#### SHORT TASK:
Count the lines in the items below that contain the string "tick", treating uppercase and lowercase as different, and give only the number.

#### PROVIDED DATA:
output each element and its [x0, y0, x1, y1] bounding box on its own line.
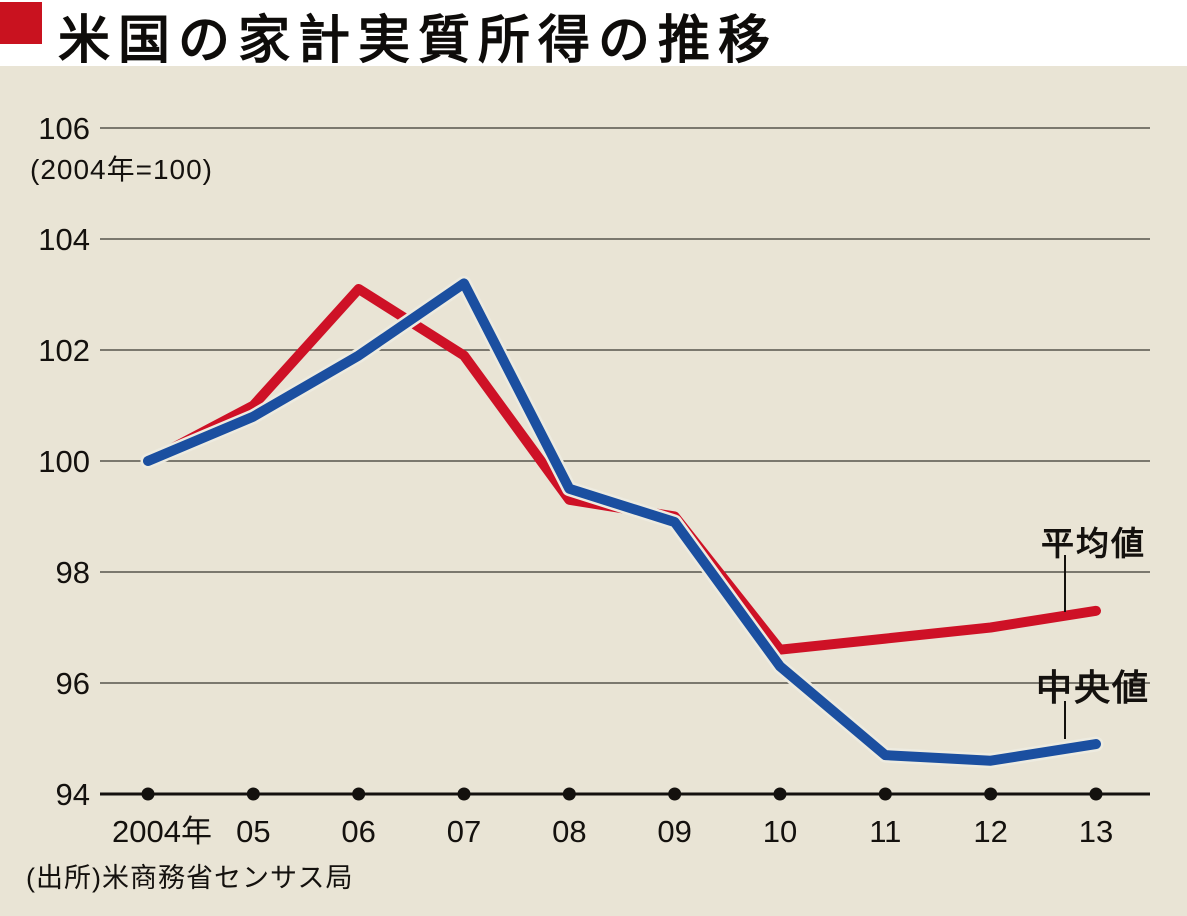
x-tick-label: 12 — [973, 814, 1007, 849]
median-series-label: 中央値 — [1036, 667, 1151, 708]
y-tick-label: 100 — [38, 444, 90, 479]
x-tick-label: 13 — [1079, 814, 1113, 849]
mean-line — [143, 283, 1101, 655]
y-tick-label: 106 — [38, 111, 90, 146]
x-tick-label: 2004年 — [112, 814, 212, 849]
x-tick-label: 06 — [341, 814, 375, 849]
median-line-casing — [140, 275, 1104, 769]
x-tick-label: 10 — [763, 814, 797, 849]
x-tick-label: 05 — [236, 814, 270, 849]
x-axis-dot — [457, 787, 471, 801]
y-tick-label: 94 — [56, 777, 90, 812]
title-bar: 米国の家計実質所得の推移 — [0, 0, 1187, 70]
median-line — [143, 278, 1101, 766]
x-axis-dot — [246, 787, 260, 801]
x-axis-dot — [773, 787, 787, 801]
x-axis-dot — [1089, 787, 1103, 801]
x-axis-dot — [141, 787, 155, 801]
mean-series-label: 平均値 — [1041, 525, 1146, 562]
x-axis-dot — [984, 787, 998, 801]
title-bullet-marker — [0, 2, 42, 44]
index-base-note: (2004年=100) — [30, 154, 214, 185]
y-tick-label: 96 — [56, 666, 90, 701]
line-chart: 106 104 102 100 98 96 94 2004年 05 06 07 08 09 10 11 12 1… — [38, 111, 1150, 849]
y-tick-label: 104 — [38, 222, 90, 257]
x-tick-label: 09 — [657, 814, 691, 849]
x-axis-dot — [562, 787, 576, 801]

#### OUTPUT OF THE TASK:
12